■ **WHAT TO PRODUCE**
Tell how many lines contain the word "other". Reply with the number only.

■ **MATERIAL**

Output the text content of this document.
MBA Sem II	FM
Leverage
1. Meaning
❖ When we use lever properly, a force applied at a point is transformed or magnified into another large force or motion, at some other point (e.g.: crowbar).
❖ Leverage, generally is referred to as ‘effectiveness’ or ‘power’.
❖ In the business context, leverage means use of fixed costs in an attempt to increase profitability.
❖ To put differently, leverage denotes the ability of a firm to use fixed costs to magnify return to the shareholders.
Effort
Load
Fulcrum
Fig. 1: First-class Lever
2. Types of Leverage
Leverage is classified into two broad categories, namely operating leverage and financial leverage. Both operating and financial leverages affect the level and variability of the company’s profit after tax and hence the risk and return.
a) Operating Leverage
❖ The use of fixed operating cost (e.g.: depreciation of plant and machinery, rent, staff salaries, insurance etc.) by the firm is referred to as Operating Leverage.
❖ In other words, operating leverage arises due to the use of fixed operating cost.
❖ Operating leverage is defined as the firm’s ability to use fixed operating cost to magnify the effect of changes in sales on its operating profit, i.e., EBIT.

■ **SOLUTION BELOW**
2